» Exercise instructions:
From the data below, copy each line that includes the word "this".

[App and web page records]
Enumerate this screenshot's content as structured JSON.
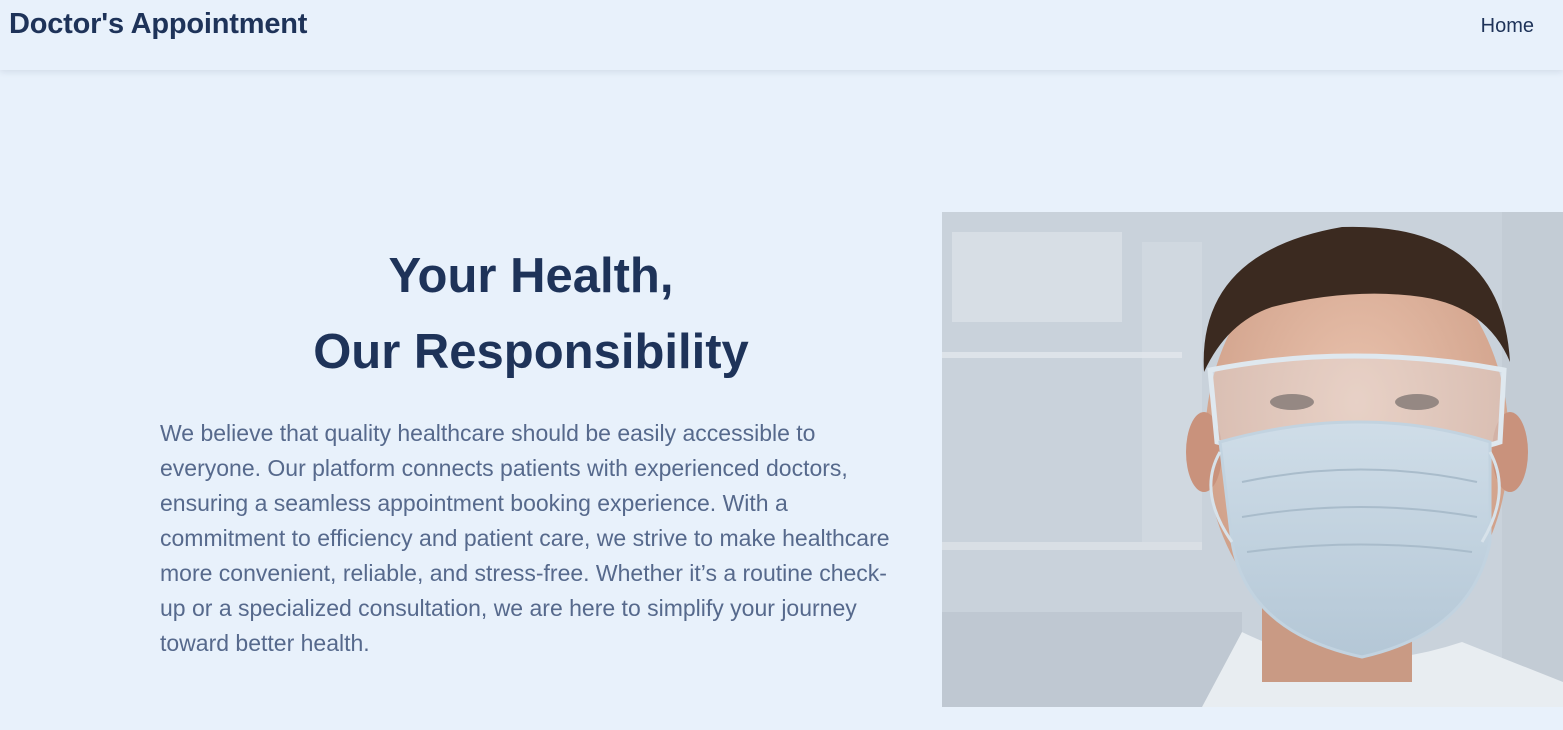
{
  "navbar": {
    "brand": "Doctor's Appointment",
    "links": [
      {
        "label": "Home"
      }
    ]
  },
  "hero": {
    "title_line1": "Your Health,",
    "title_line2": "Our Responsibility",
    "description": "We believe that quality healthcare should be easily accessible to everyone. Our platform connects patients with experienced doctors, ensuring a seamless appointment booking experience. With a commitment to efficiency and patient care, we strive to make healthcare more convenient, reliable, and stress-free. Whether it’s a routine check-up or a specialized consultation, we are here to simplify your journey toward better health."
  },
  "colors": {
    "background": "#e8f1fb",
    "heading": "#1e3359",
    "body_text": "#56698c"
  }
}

* * *

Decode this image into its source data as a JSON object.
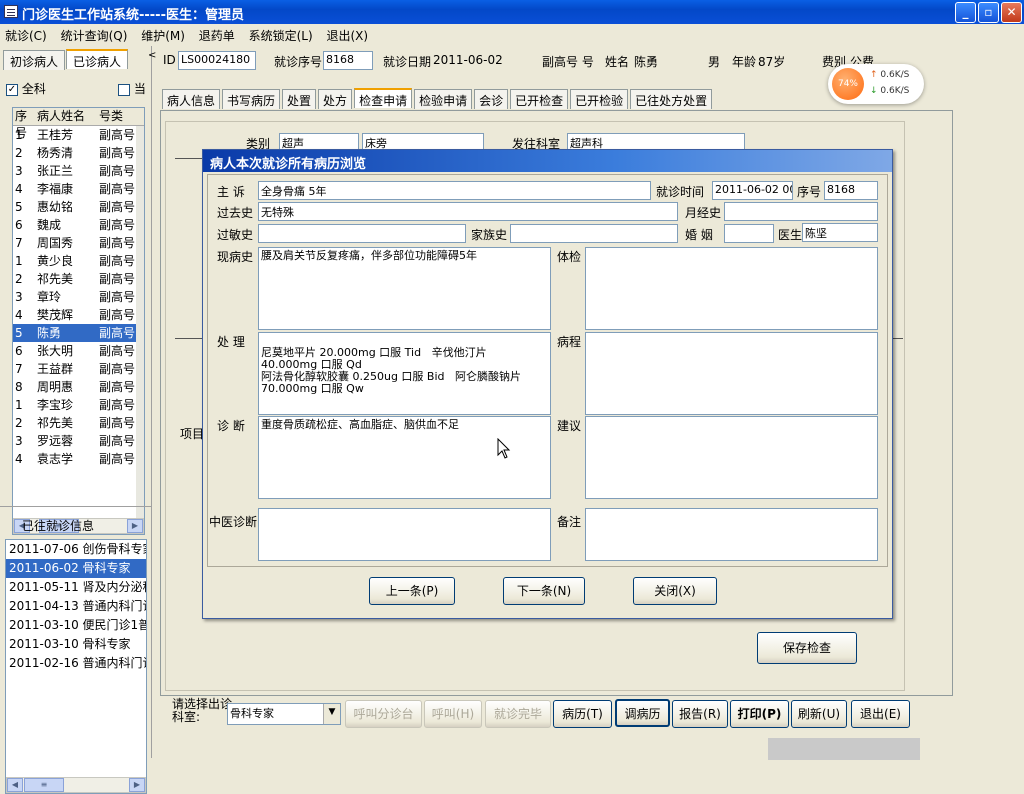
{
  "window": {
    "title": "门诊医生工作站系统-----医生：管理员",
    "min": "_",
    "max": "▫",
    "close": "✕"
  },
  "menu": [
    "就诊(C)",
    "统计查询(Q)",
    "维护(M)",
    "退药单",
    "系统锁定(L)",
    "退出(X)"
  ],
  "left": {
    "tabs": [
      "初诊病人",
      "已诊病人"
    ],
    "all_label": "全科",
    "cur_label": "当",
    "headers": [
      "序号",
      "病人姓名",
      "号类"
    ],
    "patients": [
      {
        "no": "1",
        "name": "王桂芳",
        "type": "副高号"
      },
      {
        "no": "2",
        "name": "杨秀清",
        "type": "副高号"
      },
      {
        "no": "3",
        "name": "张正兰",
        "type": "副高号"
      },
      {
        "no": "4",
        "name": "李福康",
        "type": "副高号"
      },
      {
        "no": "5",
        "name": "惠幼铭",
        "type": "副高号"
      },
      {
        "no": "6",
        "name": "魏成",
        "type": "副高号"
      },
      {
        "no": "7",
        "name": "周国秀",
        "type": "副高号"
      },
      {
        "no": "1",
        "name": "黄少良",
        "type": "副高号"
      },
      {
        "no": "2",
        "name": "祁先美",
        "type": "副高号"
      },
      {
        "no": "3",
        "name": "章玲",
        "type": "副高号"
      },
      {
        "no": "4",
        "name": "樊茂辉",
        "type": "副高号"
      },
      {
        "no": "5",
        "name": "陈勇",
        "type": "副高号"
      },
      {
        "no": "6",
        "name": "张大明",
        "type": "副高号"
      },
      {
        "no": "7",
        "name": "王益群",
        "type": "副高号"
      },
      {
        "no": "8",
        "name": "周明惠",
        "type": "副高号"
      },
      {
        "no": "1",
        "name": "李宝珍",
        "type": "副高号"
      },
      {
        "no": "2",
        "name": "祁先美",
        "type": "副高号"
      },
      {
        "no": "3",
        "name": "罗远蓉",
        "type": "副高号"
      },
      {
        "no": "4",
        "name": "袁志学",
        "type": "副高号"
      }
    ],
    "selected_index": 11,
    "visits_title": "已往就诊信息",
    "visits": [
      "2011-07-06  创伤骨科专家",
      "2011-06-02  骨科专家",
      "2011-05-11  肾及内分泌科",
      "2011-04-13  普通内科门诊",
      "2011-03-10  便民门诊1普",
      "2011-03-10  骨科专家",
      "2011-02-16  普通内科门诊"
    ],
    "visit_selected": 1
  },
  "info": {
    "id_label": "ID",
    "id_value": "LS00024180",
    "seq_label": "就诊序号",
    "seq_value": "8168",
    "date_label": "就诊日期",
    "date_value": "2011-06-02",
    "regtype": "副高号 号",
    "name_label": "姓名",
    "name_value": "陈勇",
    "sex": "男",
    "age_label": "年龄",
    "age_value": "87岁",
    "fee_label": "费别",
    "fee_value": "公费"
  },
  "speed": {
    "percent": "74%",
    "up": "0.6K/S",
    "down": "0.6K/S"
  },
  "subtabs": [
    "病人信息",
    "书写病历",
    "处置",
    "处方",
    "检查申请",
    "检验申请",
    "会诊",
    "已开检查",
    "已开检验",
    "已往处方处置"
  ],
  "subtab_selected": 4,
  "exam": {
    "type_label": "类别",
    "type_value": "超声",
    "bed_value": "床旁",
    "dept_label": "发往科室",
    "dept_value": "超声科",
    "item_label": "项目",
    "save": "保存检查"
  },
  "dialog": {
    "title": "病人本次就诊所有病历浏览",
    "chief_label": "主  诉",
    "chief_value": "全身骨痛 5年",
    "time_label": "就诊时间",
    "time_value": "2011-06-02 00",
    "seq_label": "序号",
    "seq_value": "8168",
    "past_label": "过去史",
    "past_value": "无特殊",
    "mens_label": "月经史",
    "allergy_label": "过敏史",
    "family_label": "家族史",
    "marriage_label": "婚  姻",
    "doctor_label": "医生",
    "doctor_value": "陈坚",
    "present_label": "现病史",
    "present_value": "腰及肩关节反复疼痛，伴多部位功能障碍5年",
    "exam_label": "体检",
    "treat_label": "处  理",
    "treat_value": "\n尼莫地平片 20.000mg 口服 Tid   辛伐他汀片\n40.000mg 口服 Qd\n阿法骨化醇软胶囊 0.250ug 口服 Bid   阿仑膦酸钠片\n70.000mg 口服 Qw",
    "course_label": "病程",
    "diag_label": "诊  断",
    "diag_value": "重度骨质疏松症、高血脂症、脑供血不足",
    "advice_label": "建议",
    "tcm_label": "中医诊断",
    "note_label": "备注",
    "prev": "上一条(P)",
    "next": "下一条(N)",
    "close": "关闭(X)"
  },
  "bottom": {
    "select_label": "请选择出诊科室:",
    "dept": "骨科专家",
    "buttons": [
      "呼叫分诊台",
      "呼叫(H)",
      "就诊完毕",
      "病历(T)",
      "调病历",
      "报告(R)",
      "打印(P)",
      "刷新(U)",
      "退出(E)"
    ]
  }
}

» Answer:
Enumerate this screenshot's content as structured JSON.
Decode this image into its source data as a JSON object.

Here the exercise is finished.